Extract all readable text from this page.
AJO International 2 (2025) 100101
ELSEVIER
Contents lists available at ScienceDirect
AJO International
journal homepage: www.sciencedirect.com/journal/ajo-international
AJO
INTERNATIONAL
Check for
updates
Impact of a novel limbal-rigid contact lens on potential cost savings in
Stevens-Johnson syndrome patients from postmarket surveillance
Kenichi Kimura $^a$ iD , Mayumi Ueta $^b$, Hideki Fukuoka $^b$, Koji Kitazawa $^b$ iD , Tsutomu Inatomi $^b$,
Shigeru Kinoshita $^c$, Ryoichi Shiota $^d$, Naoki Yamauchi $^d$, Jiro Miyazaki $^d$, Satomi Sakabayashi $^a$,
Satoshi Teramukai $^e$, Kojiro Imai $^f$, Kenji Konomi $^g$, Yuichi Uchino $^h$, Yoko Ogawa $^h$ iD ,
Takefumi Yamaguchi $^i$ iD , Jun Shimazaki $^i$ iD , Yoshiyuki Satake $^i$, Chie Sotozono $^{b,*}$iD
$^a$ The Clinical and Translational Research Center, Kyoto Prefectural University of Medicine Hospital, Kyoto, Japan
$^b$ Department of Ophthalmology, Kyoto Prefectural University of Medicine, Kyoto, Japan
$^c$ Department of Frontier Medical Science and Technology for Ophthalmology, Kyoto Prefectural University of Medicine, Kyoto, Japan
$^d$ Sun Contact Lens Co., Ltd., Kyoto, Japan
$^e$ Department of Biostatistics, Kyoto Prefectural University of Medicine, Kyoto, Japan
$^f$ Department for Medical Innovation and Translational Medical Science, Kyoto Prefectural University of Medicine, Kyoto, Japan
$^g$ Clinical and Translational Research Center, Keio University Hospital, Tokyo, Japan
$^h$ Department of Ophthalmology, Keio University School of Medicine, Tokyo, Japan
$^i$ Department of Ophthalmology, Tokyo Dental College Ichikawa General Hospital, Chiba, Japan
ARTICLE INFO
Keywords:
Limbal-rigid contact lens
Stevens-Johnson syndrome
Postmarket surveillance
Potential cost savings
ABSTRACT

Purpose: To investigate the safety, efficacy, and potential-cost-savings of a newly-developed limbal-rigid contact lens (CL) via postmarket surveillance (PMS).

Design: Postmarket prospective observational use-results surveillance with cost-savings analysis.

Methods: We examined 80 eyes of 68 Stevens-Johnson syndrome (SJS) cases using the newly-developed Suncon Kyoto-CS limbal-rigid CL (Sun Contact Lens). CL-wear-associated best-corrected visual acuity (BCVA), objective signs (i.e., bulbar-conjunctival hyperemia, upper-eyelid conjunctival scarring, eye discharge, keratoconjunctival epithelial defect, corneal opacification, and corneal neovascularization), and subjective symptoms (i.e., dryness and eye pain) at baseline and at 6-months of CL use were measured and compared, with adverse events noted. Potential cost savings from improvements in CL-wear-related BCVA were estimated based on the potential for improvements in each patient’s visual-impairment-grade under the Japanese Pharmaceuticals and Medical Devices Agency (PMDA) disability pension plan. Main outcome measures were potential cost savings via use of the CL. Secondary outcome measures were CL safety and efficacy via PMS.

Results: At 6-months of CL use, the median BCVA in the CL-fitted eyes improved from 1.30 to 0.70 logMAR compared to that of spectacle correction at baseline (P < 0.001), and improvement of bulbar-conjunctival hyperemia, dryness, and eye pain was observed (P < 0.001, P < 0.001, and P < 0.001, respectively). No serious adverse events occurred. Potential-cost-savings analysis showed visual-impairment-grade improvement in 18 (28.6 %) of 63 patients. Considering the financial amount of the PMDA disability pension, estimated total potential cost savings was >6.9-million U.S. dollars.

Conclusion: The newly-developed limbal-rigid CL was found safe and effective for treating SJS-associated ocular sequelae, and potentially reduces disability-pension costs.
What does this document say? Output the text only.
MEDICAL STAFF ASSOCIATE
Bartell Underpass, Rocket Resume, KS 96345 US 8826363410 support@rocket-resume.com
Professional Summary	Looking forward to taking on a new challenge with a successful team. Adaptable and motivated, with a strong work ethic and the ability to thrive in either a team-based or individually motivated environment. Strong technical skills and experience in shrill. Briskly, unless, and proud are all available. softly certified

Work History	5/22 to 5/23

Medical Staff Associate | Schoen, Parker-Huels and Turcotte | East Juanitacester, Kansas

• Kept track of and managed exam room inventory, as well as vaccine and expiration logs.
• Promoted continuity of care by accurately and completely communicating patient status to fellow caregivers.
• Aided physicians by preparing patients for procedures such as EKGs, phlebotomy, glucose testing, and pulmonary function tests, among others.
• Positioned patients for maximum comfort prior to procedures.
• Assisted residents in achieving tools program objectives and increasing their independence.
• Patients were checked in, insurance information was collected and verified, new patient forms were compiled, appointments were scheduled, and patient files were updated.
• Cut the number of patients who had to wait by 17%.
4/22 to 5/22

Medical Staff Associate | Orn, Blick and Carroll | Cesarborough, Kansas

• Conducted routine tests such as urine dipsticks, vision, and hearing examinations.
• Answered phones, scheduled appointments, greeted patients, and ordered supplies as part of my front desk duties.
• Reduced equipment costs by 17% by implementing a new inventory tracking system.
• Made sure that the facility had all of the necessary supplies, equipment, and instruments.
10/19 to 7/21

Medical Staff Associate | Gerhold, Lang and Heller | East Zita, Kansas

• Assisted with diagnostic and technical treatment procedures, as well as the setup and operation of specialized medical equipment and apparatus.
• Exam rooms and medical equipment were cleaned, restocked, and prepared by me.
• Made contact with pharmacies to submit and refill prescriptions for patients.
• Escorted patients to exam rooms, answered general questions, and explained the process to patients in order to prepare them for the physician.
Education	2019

:::

**REQUIREMENT:** Wherever the string "Prefectural" is found in the listing above, copy the line that contains it.

**OUTPUT:**
$^a$ The Clinical and Translational Research Center, Kyoto Prefectural University of Medicine Hospital, Kyoto, Japan
$^b$ Department of Ophthalmology, Kyoto Prefectural University of Medicine, Kyoto, Japan
$^c$ Department of Frontier Medical Science and Technology for Ophthalmology, Kyoto Prefectural University of Medicine, Kyoto, Japan
$^e$ Department of Biostatistics, Kyoto Prefectural University of Medicine, Kyoto, Japan
$^f$ Department for Medical Innovation and Translational Medical Science, Kyoto Prefectural University of Medicine, Kyoto, Japan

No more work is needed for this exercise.